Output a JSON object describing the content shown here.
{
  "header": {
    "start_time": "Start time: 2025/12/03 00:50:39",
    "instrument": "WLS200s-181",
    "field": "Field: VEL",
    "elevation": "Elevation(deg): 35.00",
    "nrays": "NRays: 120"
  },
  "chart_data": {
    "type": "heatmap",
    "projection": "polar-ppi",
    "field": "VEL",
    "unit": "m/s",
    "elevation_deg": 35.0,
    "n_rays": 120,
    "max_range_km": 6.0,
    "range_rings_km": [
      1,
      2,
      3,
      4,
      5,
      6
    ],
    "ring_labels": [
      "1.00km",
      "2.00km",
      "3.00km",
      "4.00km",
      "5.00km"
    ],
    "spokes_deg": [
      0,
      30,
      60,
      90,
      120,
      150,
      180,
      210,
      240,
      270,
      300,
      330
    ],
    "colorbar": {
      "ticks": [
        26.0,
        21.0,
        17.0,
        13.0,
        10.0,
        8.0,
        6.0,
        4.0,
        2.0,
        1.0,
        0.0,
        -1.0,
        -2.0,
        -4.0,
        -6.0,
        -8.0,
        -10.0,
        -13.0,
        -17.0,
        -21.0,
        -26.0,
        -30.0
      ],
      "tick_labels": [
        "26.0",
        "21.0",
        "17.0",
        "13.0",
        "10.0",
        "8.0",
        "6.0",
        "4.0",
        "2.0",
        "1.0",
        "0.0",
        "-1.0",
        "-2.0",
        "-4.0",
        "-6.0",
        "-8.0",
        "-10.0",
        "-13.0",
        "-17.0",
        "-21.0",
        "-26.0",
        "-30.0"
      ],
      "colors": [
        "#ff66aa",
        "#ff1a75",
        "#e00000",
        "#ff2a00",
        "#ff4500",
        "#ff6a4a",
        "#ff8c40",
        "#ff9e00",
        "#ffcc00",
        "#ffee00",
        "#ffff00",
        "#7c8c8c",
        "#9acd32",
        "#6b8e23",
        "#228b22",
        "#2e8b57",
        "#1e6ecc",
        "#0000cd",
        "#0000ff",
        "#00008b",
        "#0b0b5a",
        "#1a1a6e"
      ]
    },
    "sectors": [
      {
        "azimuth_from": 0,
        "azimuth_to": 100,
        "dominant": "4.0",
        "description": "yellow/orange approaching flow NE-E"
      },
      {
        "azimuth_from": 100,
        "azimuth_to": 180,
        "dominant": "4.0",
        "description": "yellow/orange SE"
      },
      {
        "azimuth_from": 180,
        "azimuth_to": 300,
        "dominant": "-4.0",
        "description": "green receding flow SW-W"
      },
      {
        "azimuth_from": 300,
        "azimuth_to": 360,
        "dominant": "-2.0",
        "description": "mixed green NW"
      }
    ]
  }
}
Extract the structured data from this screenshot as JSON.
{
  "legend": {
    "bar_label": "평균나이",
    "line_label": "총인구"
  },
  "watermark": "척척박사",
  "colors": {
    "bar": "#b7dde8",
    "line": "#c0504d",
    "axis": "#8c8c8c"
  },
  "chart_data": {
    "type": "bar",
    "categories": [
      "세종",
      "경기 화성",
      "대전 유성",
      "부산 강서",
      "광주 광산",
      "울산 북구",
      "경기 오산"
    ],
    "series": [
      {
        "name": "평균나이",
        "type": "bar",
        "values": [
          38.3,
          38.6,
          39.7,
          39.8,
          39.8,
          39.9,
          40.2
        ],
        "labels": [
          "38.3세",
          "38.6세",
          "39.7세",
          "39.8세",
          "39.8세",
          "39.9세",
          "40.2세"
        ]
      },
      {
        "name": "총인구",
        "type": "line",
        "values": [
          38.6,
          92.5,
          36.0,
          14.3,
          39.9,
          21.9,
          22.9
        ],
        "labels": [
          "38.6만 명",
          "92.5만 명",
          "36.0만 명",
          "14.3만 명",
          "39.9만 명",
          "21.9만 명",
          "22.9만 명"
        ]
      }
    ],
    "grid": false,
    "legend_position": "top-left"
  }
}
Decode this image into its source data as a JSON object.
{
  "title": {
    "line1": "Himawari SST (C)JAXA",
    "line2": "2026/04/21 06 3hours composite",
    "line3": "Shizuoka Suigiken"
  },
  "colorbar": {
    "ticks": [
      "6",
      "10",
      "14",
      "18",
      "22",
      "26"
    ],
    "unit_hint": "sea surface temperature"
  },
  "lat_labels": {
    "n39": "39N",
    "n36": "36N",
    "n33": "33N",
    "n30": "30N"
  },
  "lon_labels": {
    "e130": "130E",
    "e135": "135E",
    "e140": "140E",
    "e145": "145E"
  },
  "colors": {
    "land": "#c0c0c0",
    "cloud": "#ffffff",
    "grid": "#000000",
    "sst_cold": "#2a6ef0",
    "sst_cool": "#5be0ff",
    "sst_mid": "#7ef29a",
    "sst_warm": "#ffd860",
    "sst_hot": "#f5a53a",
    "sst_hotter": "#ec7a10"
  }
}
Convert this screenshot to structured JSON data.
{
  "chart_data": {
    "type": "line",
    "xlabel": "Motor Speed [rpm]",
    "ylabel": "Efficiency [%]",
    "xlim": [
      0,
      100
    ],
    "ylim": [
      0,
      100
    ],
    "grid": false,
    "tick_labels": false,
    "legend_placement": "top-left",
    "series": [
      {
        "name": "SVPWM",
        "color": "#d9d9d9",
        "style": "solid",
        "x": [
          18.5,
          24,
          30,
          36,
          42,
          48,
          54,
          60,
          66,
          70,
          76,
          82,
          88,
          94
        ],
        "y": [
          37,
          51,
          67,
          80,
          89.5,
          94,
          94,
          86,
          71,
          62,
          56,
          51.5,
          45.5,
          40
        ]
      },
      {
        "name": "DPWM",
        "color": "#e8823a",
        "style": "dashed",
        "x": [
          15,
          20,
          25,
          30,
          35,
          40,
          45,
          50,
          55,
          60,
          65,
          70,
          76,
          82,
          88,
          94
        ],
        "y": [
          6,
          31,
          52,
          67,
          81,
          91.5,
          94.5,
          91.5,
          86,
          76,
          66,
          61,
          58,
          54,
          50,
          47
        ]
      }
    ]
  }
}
-----
> _GOAL_:
Type out the full listing again, exactly as given.

> _ANSWER TO THIS PROBLEM_:
Output a JSON object describing the content shown here.
{
  "header": {
    "start_time": "Start time: 2025/12/03 00:50:39",
    "instrument": "WLS200s-181",
    "field": "Field: VEL",
    "elevation": "Elevation(deg): 35.00",
    "nrays": "NRays: 120"
  },
  "chart_data": {
    "type": "heatmap",
    "projection": "polar-ppi",
    "field": "VEL",
    "unit": "m/s",
    "elevation_deg": 35.0,
    "n_rays": 120,
    "max_range_km": 6.0,
    "range_rings_km": [
      1,
      2,
      3,
      4,
      5,
      6
    ],
    "ring_labels": [
      "1.00km",
      "2.00km",
      "3.00km",
      "4.00km",
      "5.00km"
    ],
    "spokes_deg": [
      0,
      30,
      60,
      90,
      120,
      150,
      180,
      210,
      240,
      270,
      300,
      330
    ],
    "colorbar": {
      "ticks": [
        26.0,
        21.0,
        17.0,
        13.0,
        10.0,
        8.0,
        6.0,
        4.0,
        2.0,
        1.0,
        0.0,
        -1.0,
        -2.0,
        -4.0,
        -6.0,
        -8.0,
        -10.0,
        -13.0,
        -17.0,
        -21.0,
        -26.0,
        -30.0
      ],
      "tick_labels": [
        "26.0",
        "21.0",
        "17.0",
        "13.0",
        "10.0",
        "8.0",
        "6.0",
        "4.0",
        "2.0",
        "1.0",
        "0.0",
        "-1.0",
        "-2.0",
        "-4.0",
        "-6.0",
        "-8.0",
        "-10.0",
        "-13.0",
        "-17.0",
        "-21.0",
        "-26.0",
        "-30.0"
      ],
      "colors": [
        "#ff66aa",
        "#ff1a75",
        "#e00000",
        "#ff2a00",
        "#ff4500",
        "#ff6a4a",
        "#ff8c40",
        "#ff9e00",
        "#ffcc00",
        "#ffee00",
        "#ffff00",
        "#7c8c8c",
        "#9acd32",
        "#6b8e23",
        "#228b22",
        "#2e8b57",
        "#1e6ecc",
        "#0000cd",
        "#0000ff",
        "#00008b",
        "#0b0b5a",
        "#1a1a6e"
      ]
    },
    "sectors": [
      {
        "azimuth_from": 0,
        "azimuth_to": 100,
        "dominant": "4.0",
        "description": "yellow/orange approaching flow NE-E"
      },
      {
        "azimuth_from": 100,
        "azimuth_to": 180,
        "dominant": "4.0",
        "description": "yellow/orange SE"
      },
      {
        "azimuth_from": 180,
        "azimuth_to": 300,
        "dominant": "-4.0",
        "description": "green receding flow SW-W"
      },
      {
        "azimuth_from": 300,
        "azimuth_to": 360,
        "dominant": "-2.0",
        "description": "mixed green NW"
      }
    ]
  }
}
Extract the structured data from this screenshot as JSON.
{
  "legend": {
    "bar_label": "평균나이",
    "line_label": "총인구"
  },
  "watermark": "척척박사",
  "colors": {
    "bar": "#b7dde8",
    "line": "#c0504d",
    "axis": "#8c8c8c"
  },
  "chart_data": {
    "type": "bar",
    "categories": [
      "세종",
      "경기 화성",
      "대전 유성",
      "부산 강서",
      "광주 광산",
      "울산 북구",
      "경기 오산"
    ],
    "series": [
      {
        "name": "평균나이",
        "type": "bar",
        "values": [
          38.3,
          38.6,
          39.7,
          39.8,
          39.8,
          39.9,
          40.2
        ],
        "labels": [
          "38.3세",
          "38.6세",
          "39.7세",
          "39.8세",
          "39.8세",
          "39.9세",
          "40.2세"
        ]
      },
      {
        "name": "총인구",
        "type": "line",
        "values": [
          38.6,
          92.5,
          36.0,
          14.3,
          39.9,
          21.9,
          22.9
        ],
        "labels": [
          "38.6만 명",
          "92.5만 명",
          "36.0만 명",
          "14.3만 명",
          "39.9만 명",
          "21.9만 명",
          "22.9만 명"
        ]
      }
    ],
    "grid": false,
    "legend_position": "top-left"
  }
}
Decode this image into its source data as a JSON object.
{
  "title": {
    "line1": "Himawari SST (C)JAXA",
    "line2": "2026/04/21 06 3hours composite",
    "line3": "Shizuoka Suigiken"
  },
  "colorbar": {
    "ticks": [
      "6",
      "10",
      "14",
      "18",
      "22",
      "26"
    ],
    "unit_hint": "sea surface temperature"
  },
  "lat_labels": {
    "n39": "39N",
    "n36": "36N",
    "n33": "33N",
    "n30": "30N"
  },
  "lon_labels": {
    "e130": "130E",
    "e135": "135E",
    "e140": "140E",
    "e145": "145E"
  },
  "colors": {
    "land": "#c0c0c0",
    "cloud": "#ffffff",
    "grid": "#000000",
    "sst_cold": "#2a6ef0",
    "sst_cool": "#5be0ff",
    "sst_mid": "#7ef29a",
    "sst_warm": "#ffd860",
    "sst_hot": "#f5a53a",
    "sst_hotter": "#ec7a10"
  }
}
Convert this screenshot to structured JSON data.
{
  "chart_data": {
    "type": "line",
    "xlabel": "Motor Speed [rpm]",
    "ylabel": "Efficiency [%]",
    "xlim": [
      0,
      100
    ],
    "ylim": [
      0,
      100
    ],
    "grid": false,
    "tick_labels": false,
    "legend_placement": "top-left",
    "series": [
      {
        "name": "SVPWM",
        "color": "#d9d9d9",
        "style": "solid",
        "x": [
          18.5,
          24,
          30,
          36,
          42,
          48,
          54,
          60,
          66,
          70,
          76,
          82,
          88,
          94
        ],
        "y": [
          37,
          51,
          67,
          80,
          89.5,
          94,
          94,
          86,
          71,
          62,
          56,
          51.5,
          45.5,
          40
        ]
      },
      {
        "name": "DPWM",
        "color": "#e8823a",
        "style": "dashed",
        "x": [
          15,
          20,
          25,
          30,
          35,
          40,
          45,
          50,
          55,
          60,
          65,
          70,
          76,
          82,
          88,
          94
        ],
        "y": [
          6,
          31,
          52,
          67,
          81,
          91.5,
          94.5,
          91.5,
          86,
          76,
          66,
          61,
          58,
          54,
          50,
          47
        ]
      }
    ]
  }
}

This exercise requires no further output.